-- start Input for this task --

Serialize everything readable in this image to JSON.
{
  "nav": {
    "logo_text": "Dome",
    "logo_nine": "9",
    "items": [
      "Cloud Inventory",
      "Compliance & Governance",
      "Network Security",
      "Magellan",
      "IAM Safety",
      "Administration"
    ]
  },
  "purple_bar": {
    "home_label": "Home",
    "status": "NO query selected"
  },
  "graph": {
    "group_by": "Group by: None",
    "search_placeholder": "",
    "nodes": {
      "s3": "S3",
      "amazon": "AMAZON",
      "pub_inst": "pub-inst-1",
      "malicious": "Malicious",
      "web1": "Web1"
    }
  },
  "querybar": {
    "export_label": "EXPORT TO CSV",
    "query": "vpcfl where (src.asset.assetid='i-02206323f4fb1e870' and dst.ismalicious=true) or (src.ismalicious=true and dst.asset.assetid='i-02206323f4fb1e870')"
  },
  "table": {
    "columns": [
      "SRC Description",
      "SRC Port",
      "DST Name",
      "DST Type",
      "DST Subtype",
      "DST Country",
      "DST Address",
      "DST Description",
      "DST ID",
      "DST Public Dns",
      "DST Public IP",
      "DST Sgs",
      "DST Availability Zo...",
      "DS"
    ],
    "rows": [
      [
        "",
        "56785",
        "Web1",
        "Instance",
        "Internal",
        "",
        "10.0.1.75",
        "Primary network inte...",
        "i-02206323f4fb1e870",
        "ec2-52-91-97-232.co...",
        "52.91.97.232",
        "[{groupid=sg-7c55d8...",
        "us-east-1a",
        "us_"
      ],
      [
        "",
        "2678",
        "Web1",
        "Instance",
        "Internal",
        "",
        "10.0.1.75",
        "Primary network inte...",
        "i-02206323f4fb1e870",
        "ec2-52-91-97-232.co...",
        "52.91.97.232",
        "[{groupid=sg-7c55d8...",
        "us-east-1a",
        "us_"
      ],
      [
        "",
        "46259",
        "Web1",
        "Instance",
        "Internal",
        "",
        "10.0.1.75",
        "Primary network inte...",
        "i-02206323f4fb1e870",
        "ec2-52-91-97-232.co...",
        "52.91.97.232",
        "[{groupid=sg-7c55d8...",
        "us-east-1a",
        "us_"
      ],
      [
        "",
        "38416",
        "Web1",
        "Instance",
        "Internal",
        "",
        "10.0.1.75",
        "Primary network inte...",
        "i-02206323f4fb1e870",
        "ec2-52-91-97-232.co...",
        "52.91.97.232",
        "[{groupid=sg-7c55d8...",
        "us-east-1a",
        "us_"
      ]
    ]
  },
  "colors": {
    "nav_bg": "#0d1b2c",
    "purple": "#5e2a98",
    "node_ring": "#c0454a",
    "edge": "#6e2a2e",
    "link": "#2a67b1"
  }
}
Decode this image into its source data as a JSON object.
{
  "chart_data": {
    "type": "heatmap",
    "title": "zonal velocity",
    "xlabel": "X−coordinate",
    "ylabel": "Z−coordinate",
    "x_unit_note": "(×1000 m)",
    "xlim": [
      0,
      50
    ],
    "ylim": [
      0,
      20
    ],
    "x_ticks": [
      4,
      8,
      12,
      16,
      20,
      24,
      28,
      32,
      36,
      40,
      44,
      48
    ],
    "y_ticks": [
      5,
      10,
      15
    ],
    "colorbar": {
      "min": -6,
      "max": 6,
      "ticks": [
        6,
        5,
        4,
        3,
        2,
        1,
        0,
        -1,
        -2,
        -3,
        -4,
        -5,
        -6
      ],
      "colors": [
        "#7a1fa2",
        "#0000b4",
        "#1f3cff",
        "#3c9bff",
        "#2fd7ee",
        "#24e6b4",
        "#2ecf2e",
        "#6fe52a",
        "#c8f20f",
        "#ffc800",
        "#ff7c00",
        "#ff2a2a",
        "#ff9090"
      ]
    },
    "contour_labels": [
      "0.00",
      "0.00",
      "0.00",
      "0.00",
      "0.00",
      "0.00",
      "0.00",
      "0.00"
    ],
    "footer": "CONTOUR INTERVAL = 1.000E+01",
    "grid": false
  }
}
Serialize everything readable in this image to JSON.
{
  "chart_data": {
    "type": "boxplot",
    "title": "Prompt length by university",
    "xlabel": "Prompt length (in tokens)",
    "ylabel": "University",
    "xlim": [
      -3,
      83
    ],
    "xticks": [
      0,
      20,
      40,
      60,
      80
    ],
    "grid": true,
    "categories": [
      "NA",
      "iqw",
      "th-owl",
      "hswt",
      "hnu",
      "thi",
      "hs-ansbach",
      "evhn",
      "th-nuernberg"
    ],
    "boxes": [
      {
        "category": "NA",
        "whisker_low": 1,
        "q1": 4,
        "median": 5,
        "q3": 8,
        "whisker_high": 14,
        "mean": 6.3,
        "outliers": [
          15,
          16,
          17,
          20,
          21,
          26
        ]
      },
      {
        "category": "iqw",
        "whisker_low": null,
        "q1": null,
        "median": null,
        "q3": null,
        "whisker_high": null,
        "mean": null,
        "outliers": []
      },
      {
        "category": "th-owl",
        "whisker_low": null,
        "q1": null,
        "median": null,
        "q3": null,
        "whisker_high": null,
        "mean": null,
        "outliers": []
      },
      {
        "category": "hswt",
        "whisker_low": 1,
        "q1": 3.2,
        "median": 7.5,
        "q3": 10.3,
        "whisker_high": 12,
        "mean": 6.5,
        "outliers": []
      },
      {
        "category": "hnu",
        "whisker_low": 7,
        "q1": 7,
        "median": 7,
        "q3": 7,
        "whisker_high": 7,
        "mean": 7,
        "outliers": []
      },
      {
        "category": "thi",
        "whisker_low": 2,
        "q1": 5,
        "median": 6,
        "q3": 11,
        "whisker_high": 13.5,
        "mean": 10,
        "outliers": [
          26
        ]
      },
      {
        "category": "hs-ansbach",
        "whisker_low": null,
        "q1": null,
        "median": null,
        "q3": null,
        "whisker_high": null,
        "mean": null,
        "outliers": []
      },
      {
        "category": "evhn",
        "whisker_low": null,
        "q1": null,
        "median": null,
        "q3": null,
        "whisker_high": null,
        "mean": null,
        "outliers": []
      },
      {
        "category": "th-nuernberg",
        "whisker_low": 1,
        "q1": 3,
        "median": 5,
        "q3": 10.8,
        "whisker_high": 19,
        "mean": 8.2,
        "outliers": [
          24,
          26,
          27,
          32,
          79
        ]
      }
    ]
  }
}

-- end Input for this task --

Request: Exactly reproduce the material above.

Exercise answer:
Serialize everything readable in this image to JSON.
{
  "nav": {
    "logo_text": "Dome",
    "logo_nine": "9",
    "items": [
      "Cloud Inventory",
      "Compliance & Governance",
      "Network Security",
      "Magellan",
      "IAM Safety",
      "Administration"
    ]
  },
  "purple_bar": {
    "home_label": "Home",
    "status": "NO query selected"
  },
  "graph": {
    "group_by": "Group by: None",
    "search_placeholder": "",
    "nodes": {
      "s3": "S3",
      "amazon": "AMAZON",
      "pub_inst": "pub-inst-1",
      "malicious": "Malicious",
      "web1": "Web1"
    }
  },
  "querybar": {
    "export_label": "EXPORT TO CSV",
    "query": "vpcfl where (src.asset.assetid='i-02206323f4fb1e870' and dst.ismalicious=true) or (src.ismalicious=true and dst.asset.assetid='i-02206323f4fb1e870')"
  },
  "table": {
    "columns": [
      "SRC Description",
      "SRC Port",
      "DST Name",
      "DST Type",
      "DST Subtype",
      "DST Country",
      "DST Address",
      "DST Description",
      "DST ID",
      "DST Public Dns",
      "DST Public IP",
      "DST Sgs",
      "DST Availability Zo...",
      "DS"
    ],
    "rows": [
      [
        "",
        "56785",
        "Web1",
        "Instance",
        "Internal",
        "",
        "10.0.1.75",
        "Primary network inte...",
        "i-02206323f4fb1e870",
        "ec2-52-91-97-232.co...",
        "52.91.97.232",
        "[{groupid=sg-7c55d8...",
        "us-east-1a",
        "us_"
      ],
      [
        "",
        "2678",
        "Web1",
        "Instance",
        "Internal",
        "",
        "10.0.1.75",
        "Primary network inte...",
        "i-02206323f4fb1e870",
        "ec2-52-91-97-232.co...",
        "52.91.97.232",
        "[{groupid=sg-7c55d8...",
        "us-east-1a",
        "us_"
      ],
      [
        "",
        "46259",
        "Web1",
        "Instance",
        "Internal",
        "",
        "10.0.1.75",
        "Primary network inte...",
        "i-02206323f4fb1e870",
        "ec2-52-91-97-232.co...",
        "52.91.97.232",
        "[{groupid=sg-7c55d8...",
        "us-east-1a",
        "us_"
      ],
      [
        "",
        "38416",
        "Web1",
        "Instance",
        "Internal",
        "",
        "10.0.1.75",
        "Primary network inte...",
        "i-02206323f4fb1e870",
        "ec2-52-91-97-232.co...",
        "52.91.97.232",
        "[{groupid=sg-7c55d8...",
        "us-east-1a",
        "us_"
      ]
    ]
  },
  "colors": {
    "nav_bg": "#0d1b2c",
    "purple": "#5e2a98",
    "node_ring": "#c0454a",
    "edge": "#6e2a2e",
    "link": "#2a67b1"
  }
}
Decode this image into its source data as a JSON object.
{
  "chart_data": {
    "type": "heatmap",
    "title": "zonal velocity",
    "xlabel": "X−coordinate",
    "ylabel": "Z−coordinate",
    "x_unit_note": "(×1000 m)",
    "xlim": [
      0,
      50
    ],
    "ylim": [
      0,
      20
    ],
    "x_ticks": [
      4,
      8,
      12,
      16,
      20,
      24,
      28,
      32,
      36,
      40,
      44,
      48
    ],
    "y_ticks": [
      5,
      10,
      15
    ],
    "colorbar": {
      "min": -6,
      "max": 6,
      "ticks": [
        6,
        5,
        4,
        3,
        2,
        1,
        0,
        -1,
        -2,
        -3,
        -4,
        -5,
        -6
      ],
      "colors": [
        "#7a1fa2",
        "#0000b4",
        "#1f3cff",
        "#3c9bff",
        "#2fd7ee",
        "#24e6b4",
        "#2ecf2e",
        "#6fe52a",
        "#c8f20f",
        "#ffc800",
        "#ff7c00",
        "#ff2a2a",
        "#ff9090"
      ]
    },
    "contour_labels": [
      "0.00",
      "0.00",
      "0.00",
      "0.00",
      "0.00",
      "0.00",
      "0.00",
      "0.00"
    ],
    "footer": "CONTOUR INTERVAL = 1.000E+01",
    "grid": false
  }
}
Serialize everything readable in this image to JSON.
{
  "chart_data": {
    "type": "boxplot",
    "title": "Prompt length by university",
    "xlabel": "Prompt length (in tokens)",
    "ylabel": "University",
    "xlim": [
      -3,
      83
    ],
    "xticks": [
      0,
      20,
      40,
      60,
      80
    ],
    "grid": true,
    "categories": [
      "NA",
      "iqw",
      "th-owl",
      "hswt",
      "hnu",
      "thi",
      "hs-ansbach",
      "evhn",
      "th-nuernberg"
    ],
    "boxes": [
      {
        "category": "NA",
        "whisker_low": 1,
        "q1": 4,
        "median": 5,
        "q3": 8,
        "whisker_high": 14,
        "mean": 6.3,
        "outliers": [
          15,
          16,
          17,
          20,
          21,
          26
        ]
      },
      {
        "category": "iqw",
        "whisker_low": null,
        "q1": null,
        "median": null,
        "q3": null,
        "whisker_high": null,
        "mean": null,
        "outliers": []
      },
      {
        "category": "th-owl",
        "whisker_low": null,
        "q1": null,
        "median": null,
        "q3": null,
        "whisker_high": null,
        "mean": null,
        "outliers": []
      },
      {
        "category": "hswt",
        "whisker_low": 1,
        "q1": 3.2,
        "median": 7.5,
        "q3": 10.3,
        "whisker_high": 12,
        "mean": 6.5,
        "outliers": []
      },
      {
        "category": "hnu",
        "whisker_low": 7,
        "q1": 7,
        "median": 7,
        "q3": 7,
        "whisker_high": 7,
        "mean": 7,
        "outliers": []
      },
      {
        "category": "thi",
        "whisker_low": 2,
        "q1": 5,
        "median": 6,
        "q3": 11,
        "whisker_high": 13.5,
        "mean": 10,
        "outliers": [
          26
        ]
      },
      {
        "category": "hs-ansbach",
        "whisker_low": null,
        "q1": null,
        "median": null,
        "q3": null,
        "whisker_high": null,
        "mean": null,
        "outliers": []
      },
      {
        "category": "evhn",
        "whisker_low": null,
        "q1": null,
        "median": null,
        "q3": null,
        "whisker_high": null,
        "mean": null,
        "outliers": []
      },
      {
        "category": "th-nuernberg",
        "whisker_low": 1,
        "q1": 3,
        "median": 5,
        "q3": 10.8,
        "whisker_high": 19,
        "mean": 8.2,
        "outliers": [
          24,
          26,
          27,
          32,
          79
        ]
      }
    ]
  }
}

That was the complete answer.